[Stored records]

-.-.-

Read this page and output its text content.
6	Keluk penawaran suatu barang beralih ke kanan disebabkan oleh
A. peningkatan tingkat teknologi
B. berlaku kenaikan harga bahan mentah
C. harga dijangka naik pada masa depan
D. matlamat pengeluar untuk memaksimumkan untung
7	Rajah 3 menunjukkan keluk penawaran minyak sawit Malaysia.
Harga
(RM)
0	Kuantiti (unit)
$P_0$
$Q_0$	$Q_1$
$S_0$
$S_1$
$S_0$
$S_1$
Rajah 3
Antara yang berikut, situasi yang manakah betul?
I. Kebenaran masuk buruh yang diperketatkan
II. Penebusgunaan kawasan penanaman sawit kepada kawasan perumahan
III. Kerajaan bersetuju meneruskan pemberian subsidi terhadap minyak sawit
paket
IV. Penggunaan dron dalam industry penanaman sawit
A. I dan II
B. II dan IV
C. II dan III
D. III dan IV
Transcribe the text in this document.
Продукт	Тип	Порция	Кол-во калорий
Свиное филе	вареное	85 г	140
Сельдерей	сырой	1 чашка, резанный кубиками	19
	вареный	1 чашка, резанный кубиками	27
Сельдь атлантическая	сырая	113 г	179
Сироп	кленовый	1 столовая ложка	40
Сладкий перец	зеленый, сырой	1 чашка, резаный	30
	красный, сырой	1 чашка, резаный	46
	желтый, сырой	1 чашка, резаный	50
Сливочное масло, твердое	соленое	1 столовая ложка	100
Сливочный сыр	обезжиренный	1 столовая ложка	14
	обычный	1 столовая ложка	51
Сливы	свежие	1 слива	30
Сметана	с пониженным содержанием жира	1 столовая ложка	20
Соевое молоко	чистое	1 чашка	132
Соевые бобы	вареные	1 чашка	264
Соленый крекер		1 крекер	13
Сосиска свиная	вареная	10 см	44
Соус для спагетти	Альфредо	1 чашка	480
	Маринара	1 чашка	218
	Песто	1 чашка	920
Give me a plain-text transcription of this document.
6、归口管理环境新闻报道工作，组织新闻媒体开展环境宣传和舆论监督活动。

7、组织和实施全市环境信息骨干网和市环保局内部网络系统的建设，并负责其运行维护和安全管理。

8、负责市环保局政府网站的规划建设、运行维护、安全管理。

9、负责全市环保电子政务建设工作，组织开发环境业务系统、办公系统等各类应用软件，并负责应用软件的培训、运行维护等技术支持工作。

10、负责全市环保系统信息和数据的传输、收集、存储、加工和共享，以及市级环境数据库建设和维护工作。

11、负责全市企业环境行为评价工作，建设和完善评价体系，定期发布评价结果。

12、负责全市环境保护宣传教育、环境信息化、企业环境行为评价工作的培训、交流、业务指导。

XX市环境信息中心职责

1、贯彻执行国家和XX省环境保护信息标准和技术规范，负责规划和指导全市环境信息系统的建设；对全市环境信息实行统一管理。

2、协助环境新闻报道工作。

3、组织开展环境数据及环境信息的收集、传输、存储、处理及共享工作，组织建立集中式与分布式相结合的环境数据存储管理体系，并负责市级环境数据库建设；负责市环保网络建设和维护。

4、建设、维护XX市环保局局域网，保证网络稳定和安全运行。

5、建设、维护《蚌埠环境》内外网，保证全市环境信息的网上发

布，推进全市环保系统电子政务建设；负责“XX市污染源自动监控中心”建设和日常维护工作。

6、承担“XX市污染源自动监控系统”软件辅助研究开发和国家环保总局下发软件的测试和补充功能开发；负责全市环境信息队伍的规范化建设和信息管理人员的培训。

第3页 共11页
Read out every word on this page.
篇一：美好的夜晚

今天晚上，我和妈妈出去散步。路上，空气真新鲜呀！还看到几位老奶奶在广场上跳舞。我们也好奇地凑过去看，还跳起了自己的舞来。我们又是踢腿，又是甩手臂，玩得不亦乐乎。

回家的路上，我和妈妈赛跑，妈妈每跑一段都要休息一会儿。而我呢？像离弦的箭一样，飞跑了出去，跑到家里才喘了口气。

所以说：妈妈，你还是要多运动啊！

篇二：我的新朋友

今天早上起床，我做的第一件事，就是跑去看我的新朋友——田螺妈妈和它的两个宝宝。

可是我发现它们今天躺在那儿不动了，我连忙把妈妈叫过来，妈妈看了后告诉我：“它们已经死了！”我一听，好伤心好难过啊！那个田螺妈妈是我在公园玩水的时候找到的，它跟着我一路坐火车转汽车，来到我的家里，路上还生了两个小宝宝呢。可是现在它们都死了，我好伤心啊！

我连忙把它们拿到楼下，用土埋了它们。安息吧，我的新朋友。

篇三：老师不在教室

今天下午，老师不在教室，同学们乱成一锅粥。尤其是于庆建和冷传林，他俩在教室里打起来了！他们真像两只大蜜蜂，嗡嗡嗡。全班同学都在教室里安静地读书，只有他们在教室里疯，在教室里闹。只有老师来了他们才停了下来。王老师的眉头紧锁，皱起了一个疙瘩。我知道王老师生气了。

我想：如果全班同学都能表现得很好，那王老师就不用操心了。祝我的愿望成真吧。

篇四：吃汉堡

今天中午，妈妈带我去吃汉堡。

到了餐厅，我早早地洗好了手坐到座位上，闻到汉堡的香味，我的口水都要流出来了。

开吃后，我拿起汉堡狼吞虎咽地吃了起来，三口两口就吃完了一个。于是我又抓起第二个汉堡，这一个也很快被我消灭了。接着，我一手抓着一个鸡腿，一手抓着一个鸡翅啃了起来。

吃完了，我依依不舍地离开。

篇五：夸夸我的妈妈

-.-.-

[Required task]: Set down the material above again, word for word.

[Reply]:
Read this page and output its text content.
6	Keluk penawaran suatu barang beralih ke kanan disebabkan oleh
A. peningkatan tingkat teknologi
B. berlaku kenaikan harga bahan mentah
C. harga dijangka naik pada masa depan
D. matlamat pengeluar untuk memaksimumkan untung
7	Rajah 3 menunjukkan keluk penawaran minyak sawit Malaysia.
Harga
(RM)
0	Kuantiti (unit)
$P_0$
$Q_0$	$Q_1$
$S_0$
$S_1$
$S_0$
$S_1$
Rajah 3
Antara yang berikut, situasi yang manakah betul?
I. Kebenaran masuk buruh yang diperketatkan
II. Penebusgunaan kawasan penanaman sawit kepada kawasan perumahan
III. Kerajaan bersetuju meneruskan pemberian subsidi terhadap minyak sawit
paket
IV. Penggunaan dron dalam industry penanaman sawit
A. I dan II
B. II dan IV
C. II dan III
D. III dan IV
Transcribe the text in this document.
Продукт	Тип	Порция	Кол-во калорий
Свиное филе	вареное	85 г	140
Сельдерей	сырой	1 чашка, резанный кубиками	19
	вареный	1 чашка, резанный кубиками	27
Сельдь атлантическая	сырая	113 г	179
Сироп	кленовый	1 столовая ложка	40
Сладкий перец	зеленый, сырой	1 чашка, резаный	30
	красный, сырой	1 чашка, резаный	46
	желтый, сырой	1 чашка, резаный	50
Сливочное масло, твердое	соленое	1 столовая ложка	100
Сливочный сыр	обезжиренный	1 столовая ложка	14
	обычный	1 столовая ложка	51
Сливы	свежие	1 слива	30
Сметана	с пониженным содержанием жира	1 столовая ложка	20
Соевое молоко	чистое	1 чашка	132
Соевые бобы	вареные	1 чашка	264
Соленый крекер		1 крекер	13
Сосиска свиная	вареная	10 см	44
Соус для спагетти	Альфредо	1 чашка	480
	Маринара	1 чашка	218
	Песто	1 чашка	920
Give me a plain-text transcription of this document.
6、归口管理环境新闻报道工作，组织新闻媒体开展环境宣传和舆论监督活动。

7、组织和实施全市环境信息骨干网和市环保局内部网络系统的建设，并负责其运行维护和安全管理。

8、负责市环保局政府网站的规划建设、运行维护、安全管理。

9、负责全市环保电子政务建设工作，组织开发环境业务系统、办公系统等各类应用软件，并负责应用软件的培训、运行维护等技术支持工作。

10、负责全市环保系统信息和数据的传输、收集、存储、加工和共享，以及市级环境数据库建设和维护工作。

11、负责全市企业环境行为评价工作，建设和完善评价体系，定期发布评价结果。

12、负责全市环境保护宣传教育、环境信息化、企业环境行为评价工作的培训、交流、业务指导。

XX市环境信息中心职责

1、贯彻执行国家和XX省环境保护信息标准和技术规范，负责规划和指导全市环境信息系统的建设；对全市环境信息实行统一管理。

2、协助环境新闻报道工作。

3、组织开展环境数据及环境信息的收集、传输、存储、处理及共享工作，组织建立集中式与分布式相结合的环境数据存储管理体系，并负责市级环境数据库建设；负责市环保网络建设和维护。

4、建设、维护XX市环保局局域网，保证网络稳定和安全运行。

5、建设、维护《蚌埠环境》内外网，保证全市环境信息的网上发

布，推进全市环保系统电子政务建设；负责“XX市污染源自动监控中心”建设和日常维护工作。

6、承担“XX市污染源自动监控系统”软件辅助研究开发和国家环保总局下发软件的测试和补充功能开发；负责全市环境信息队伍的规范化建设和信息管理人员的培训。

第3页 共11页
Read out every word on this page.
篇一：美好的夜晚

今天晚上，我和妈妈出去散步。路上，空气真新鲜呀！还看到几位老奶奶在广场上跳舞。我们也好奇地凑过去看，还跳起了自己的舞来。我们又是踢腿，又是甩手臂，玩得不亦乐乎。

回家的路上，我和妈妈赛跑，妈妈每跑一段都要休息一会儿。而我呢？像离弦的箭一样，飞跑了出去，跑到家里才喘了口气。

所以说：妈妈，你还是要多运动啊！

篇二：我的新朋友

今天早上起床，我做的第一件事，就是跑去看我的新朋友——田螺妈妈和它的两个宝宝。

可是我发现它们今天躺在那儿不动了，我连忙把妈妈叫过来，妈妈看了后告诉我：“它们已经死了！”我一听，好伤心好难过啊！那个田螺妈妈是我在公园玩水的时候找到的，它跟着我一路坐火车转汽车，来到我的家里，路上还生了两个小宝宝呢。可是现在它们都死了，我好伤心啊！

我连忙把它们拿到楼下，用土埋了它们。安息吧，我的新朋友。

篇三：老师不在教室

今天下午，老师不在教室，同学们乱成一锅粥。尤其是于庆建和冷传林，他俩在教室里打起来了！他们真像两只大蜜蜂，嗡嗡嗡。全班同学都在教室里安静地读书，只有他们在教室里疯，在教室里闹。只有老师来了他们才停了下来。王老师的眉头紧锁，皱起了一个疙瘩。我知道王老师生气了。

我想：如果全班同学都能表现得很好，那王老师就不用操心了。祝我的愿望成真吧。

篇四：吃汉堡

今天中午，妈妈带我去吃汉堡。

到了餐厅，我早早地洗好了手坐到座位上，闻到汉堡的香味，我的口水都要流出来了。

开吃后，我拿起汉堡狼吞虎咽地吃了起来，三口两口就吃完了一个。于是我又抓起第二个汉堡，这一个也很快被我消灭了。接着，我一手抓着一个鸡腿，一手抓着一个鸡翅啃了起来。

吃完了，我依依不舍地离开。

篇五：夸夸我的妈妈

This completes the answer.